* begin Records for the task *

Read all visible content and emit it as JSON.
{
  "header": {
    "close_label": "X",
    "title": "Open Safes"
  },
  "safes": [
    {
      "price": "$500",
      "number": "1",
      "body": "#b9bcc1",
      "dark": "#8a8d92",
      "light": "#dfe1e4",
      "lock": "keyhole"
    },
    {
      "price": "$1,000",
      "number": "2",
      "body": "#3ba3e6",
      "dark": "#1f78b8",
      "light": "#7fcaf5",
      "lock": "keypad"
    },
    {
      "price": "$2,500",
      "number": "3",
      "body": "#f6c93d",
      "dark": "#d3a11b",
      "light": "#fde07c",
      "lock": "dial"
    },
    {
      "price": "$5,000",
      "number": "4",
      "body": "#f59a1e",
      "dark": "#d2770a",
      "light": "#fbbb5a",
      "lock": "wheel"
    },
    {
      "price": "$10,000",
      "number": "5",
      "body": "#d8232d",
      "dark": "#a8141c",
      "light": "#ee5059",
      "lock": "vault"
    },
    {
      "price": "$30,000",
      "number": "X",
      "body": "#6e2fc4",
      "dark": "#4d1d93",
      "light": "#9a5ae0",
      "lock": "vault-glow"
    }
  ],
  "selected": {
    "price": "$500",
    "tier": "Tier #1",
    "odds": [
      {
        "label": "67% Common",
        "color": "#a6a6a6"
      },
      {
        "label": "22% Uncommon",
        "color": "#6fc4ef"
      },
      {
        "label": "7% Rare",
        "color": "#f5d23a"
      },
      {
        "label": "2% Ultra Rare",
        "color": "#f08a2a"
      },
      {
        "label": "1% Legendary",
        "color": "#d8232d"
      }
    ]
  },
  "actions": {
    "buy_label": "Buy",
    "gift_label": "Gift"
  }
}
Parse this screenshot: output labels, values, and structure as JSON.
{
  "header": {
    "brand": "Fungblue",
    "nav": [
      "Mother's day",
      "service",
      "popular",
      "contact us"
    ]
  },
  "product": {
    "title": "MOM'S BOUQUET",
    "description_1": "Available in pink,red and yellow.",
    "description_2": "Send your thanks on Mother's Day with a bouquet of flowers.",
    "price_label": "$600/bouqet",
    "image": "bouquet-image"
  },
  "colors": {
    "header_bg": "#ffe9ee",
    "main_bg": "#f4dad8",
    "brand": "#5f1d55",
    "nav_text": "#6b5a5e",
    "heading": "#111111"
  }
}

* end Records for the task *

▶ [Exercise prompt]: Find "Parse this screenshot: output" in the data above, then repeat that line and all lines after it exactly, ending with the final line.

▶ [Right answer]:
Parse this screenshot: output labels, values, and structure as JSON.
{
  "header": {
    "brand": "Fungblue",
    "nav": [
      "Mother's day",
      "service",
      "popular",
      "contact us"
    ]
  },
  "product": {
    "title": "MOM'S BOUQUET",
    "description_1": "Available in pink,red and yellow.",
    "description_2": "Send your thanks on Mother's Day with a bouquet of flowers.",
    "price_label": "$600/bouqet",
    "image": "bouquet-image"
  },
  "colors": {
    "header_bg": "#ffe9ee",
    "main_bg": "#f4dad8",
    "brand": "#5f1d55",
    "nav_text": "#6b5a5e",
    "heading": "#111111"
  }
}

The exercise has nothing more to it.